[Data records]
------------------------------------------------------------

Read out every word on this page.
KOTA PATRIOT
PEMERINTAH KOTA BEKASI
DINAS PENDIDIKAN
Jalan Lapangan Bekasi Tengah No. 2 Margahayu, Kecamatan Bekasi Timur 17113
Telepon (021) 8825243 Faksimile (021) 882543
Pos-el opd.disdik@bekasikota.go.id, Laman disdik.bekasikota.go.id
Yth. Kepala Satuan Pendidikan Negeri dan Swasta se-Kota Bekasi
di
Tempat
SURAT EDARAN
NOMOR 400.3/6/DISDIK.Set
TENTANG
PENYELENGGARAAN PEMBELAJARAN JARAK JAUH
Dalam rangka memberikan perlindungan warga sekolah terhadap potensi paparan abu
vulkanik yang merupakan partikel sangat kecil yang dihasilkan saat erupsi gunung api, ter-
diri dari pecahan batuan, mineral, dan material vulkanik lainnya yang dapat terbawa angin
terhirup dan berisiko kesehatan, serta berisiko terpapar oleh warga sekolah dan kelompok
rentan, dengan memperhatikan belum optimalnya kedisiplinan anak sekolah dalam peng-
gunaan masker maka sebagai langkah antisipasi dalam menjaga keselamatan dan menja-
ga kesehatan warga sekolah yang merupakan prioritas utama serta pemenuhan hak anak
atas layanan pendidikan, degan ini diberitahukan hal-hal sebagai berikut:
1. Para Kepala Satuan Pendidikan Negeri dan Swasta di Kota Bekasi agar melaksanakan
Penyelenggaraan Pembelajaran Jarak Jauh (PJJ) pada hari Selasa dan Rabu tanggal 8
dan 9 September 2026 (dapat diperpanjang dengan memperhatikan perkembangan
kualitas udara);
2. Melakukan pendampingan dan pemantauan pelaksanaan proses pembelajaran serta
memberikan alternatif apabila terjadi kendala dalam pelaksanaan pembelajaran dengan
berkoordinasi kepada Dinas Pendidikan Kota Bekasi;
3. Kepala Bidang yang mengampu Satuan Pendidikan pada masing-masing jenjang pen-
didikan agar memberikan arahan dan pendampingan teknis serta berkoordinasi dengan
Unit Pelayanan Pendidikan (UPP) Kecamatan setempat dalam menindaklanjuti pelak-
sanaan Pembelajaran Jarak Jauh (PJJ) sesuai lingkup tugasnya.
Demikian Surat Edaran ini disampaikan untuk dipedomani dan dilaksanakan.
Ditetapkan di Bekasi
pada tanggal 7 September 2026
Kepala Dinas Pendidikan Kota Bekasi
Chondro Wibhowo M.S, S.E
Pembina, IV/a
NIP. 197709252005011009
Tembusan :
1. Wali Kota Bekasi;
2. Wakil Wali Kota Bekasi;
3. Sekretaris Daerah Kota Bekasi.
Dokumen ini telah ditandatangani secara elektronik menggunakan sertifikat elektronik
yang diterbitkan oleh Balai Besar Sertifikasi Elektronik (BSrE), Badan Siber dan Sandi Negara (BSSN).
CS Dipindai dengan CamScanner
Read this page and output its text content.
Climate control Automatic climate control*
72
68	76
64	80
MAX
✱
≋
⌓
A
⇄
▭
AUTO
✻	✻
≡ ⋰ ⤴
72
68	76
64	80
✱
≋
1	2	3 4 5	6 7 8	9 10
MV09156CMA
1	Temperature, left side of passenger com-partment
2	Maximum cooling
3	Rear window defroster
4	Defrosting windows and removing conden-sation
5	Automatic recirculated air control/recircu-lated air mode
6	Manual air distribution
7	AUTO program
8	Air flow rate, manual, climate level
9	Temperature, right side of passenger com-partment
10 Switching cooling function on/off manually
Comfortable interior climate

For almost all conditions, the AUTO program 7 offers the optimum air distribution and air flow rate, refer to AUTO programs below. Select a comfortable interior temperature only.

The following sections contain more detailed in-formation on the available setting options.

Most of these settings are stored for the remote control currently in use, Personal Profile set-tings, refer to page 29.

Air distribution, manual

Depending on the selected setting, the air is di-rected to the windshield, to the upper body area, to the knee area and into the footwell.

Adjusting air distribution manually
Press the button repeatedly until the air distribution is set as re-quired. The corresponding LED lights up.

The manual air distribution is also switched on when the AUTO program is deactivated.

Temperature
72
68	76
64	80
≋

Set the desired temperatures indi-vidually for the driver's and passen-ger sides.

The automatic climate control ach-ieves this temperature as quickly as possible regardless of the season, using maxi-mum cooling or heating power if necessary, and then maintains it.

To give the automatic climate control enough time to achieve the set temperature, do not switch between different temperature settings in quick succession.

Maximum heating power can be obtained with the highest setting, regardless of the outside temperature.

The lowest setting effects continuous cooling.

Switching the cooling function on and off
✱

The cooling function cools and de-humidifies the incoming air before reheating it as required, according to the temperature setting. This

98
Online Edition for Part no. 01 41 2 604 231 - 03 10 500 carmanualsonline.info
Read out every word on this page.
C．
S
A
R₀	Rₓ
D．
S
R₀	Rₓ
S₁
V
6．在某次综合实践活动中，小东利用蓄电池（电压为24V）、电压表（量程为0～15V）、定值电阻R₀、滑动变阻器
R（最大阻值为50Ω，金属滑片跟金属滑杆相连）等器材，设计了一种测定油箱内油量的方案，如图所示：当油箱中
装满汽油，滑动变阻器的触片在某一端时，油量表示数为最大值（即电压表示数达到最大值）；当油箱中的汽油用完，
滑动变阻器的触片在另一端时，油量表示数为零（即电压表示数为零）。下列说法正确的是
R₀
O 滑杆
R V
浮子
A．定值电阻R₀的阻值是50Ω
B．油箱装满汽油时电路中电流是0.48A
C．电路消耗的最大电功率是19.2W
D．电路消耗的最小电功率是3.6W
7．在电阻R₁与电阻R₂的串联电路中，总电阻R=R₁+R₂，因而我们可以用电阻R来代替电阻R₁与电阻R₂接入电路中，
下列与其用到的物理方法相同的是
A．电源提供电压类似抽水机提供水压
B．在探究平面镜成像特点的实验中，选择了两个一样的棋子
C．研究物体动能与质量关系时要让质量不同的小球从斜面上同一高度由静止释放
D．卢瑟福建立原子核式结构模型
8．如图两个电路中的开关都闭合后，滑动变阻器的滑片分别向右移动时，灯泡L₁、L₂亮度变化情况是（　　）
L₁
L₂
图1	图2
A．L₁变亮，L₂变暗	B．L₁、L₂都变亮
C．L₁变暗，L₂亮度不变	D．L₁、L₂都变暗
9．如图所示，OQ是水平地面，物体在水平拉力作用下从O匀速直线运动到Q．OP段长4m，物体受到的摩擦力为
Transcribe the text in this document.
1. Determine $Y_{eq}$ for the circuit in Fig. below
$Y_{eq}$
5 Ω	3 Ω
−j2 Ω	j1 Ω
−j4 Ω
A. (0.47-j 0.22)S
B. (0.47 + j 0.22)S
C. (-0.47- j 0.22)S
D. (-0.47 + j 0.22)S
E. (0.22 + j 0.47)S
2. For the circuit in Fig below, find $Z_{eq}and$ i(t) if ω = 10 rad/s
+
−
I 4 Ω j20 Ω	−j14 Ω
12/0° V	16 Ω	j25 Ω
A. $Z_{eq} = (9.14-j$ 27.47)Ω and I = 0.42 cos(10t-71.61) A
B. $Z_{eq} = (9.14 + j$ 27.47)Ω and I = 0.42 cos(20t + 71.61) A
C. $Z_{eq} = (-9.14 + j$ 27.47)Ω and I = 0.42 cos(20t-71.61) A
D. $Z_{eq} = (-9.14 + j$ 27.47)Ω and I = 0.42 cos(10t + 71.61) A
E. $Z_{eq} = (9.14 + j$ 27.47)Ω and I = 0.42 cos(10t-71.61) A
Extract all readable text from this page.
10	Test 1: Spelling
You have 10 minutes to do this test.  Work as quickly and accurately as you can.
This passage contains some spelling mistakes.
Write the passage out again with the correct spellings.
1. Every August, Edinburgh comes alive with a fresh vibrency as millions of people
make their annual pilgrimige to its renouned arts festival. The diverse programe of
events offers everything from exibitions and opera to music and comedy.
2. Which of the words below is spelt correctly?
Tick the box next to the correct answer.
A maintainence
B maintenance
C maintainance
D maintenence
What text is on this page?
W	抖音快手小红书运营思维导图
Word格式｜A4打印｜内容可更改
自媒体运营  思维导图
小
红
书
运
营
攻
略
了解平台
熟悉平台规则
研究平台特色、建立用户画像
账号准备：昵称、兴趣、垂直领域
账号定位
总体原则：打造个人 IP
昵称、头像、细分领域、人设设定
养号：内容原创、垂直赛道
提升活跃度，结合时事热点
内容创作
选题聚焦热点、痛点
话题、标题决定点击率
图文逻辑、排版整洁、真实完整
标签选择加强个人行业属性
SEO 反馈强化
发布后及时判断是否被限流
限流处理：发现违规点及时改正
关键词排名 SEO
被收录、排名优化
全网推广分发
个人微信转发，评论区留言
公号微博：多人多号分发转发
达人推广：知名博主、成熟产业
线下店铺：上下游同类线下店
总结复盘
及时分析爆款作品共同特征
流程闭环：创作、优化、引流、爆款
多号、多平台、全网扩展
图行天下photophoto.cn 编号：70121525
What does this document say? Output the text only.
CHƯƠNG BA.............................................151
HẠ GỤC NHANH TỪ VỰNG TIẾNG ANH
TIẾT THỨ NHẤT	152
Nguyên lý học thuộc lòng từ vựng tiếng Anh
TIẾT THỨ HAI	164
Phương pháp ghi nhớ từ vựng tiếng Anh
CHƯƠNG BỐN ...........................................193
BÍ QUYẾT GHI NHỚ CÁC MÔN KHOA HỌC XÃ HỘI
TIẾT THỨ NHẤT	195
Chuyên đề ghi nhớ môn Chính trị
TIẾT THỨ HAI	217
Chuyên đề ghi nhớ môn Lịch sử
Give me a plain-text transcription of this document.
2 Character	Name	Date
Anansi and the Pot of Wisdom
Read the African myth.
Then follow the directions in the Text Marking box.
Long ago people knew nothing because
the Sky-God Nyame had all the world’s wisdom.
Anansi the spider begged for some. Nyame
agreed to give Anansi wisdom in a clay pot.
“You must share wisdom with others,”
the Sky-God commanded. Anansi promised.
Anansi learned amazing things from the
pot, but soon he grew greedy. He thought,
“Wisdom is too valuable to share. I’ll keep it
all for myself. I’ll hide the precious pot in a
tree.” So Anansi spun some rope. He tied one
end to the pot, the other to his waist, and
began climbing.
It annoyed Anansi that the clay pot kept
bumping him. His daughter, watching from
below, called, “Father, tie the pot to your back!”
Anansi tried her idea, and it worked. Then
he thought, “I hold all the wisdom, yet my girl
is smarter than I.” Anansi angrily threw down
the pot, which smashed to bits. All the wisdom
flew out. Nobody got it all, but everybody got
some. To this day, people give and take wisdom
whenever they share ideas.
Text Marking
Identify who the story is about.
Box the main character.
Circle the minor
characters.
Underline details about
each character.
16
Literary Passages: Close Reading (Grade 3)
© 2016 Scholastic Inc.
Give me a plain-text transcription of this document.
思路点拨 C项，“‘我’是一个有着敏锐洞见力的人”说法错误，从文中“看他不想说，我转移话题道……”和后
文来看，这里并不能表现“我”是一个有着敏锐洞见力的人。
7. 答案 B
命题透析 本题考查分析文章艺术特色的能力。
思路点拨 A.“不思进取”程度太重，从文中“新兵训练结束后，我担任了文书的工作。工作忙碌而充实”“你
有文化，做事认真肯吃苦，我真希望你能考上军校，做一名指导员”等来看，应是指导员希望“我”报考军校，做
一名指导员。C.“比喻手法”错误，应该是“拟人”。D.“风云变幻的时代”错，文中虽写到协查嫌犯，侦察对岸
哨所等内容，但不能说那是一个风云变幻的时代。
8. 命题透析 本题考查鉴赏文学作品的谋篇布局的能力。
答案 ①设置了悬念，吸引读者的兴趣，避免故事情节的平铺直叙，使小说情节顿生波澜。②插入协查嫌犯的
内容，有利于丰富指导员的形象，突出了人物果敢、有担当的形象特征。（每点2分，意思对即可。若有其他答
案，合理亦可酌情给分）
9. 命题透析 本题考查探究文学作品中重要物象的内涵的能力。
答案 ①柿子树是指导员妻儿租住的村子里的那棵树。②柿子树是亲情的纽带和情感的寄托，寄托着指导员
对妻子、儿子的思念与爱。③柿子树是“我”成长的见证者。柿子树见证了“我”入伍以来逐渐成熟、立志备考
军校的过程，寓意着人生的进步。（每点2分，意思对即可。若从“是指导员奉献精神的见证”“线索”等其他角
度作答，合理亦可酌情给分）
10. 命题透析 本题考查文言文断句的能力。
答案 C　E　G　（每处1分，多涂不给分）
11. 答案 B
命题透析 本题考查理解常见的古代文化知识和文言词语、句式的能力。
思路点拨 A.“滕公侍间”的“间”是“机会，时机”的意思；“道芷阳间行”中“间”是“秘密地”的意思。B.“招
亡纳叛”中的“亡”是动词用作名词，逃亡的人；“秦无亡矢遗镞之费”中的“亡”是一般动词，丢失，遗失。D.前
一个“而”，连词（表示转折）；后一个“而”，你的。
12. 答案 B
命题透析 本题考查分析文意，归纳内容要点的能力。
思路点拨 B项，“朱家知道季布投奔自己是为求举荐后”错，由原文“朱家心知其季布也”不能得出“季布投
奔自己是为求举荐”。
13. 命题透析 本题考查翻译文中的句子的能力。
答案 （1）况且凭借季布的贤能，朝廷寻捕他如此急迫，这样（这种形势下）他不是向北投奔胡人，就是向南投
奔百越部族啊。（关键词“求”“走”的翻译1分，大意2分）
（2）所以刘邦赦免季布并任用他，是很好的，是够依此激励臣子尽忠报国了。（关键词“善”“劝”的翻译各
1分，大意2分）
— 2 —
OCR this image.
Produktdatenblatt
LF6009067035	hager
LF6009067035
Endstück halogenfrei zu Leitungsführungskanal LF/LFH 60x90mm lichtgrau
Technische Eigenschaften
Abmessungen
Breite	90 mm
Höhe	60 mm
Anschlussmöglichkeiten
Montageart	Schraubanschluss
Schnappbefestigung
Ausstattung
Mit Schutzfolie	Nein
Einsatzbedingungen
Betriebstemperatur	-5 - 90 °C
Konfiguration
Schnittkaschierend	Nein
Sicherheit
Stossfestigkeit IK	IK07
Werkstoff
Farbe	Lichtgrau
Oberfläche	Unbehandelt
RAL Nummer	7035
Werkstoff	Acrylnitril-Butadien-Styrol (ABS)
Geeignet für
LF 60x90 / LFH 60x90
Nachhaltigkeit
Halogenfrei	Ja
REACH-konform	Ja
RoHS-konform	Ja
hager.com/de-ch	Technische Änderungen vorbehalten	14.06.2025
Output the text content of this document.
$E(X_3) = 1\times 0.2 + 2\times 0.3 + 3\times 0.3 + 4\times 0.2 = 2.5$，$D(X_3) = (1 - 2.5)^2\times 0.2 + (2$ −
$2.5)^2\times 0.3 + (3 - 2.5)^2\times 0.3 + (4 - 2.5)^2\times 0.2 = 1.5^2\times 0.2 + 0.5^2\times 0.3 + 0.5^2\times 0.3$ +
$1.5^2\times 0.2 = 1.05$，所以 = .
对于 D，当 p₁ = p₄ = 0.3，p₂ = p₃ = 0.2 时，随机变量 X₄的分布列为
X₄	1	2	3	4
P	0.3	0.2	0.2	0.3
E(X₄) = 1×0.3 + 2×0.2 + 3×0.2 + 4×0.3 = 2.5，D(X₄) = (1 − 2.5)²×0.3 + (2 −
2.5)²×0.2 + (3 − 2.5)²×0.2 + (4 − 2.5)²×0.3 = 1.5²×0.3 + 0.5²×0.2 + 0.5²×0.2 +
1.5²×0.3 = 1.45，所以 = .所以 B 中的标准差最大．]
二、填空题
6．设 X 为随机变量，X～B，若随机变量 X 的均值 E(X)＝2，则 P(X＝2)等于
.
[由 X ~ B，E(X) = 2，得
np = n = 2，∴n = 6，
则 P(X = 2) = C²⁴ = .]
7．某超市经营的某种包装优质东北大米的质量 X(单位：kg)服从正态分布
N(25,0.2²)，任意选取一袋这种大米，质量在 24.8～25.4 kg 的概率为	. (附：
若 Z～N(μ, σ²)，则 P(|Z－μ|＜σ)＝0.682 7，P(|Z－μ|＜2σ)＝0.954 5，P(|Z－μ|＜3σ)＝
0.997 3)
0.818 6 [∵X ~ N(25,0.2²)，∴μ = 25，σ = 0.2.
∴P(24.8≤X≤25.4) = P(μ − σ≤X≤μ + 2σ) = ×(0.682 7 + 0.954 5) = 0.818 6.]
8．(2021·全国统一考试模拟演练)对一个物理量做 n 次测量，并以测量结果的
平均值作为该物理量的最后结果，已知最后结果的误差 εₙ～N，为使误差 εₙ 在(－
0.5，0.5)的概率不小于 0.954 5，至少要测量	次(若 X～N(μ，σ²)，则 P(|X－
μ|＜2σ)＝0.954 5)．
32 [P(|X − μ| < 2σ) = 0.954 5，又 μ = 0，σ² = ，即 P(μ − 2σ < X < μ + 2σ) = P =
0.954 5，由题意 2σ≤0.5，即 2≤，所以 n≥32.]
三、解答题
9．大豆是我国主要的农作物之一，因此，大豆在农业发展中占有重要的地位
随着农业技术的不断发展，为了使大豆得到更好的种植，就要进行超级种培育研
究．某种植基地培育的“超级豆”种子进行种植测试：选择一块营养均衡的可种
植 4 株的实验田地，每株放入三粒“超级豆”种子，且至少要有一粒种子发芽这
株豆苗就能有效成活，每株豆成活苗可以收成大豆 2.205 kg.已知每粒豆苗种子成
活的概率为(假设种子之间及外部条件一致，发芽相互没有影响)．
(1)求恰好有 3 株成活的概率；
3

------------------------------------------------------------

## WORK REQUIRED
Copy out every line of the data that includes "partment".

## WRITTEN SOLUTION
1	Temperature, left side of passenger com-partment
9	Temperature, right side of passenger com-partment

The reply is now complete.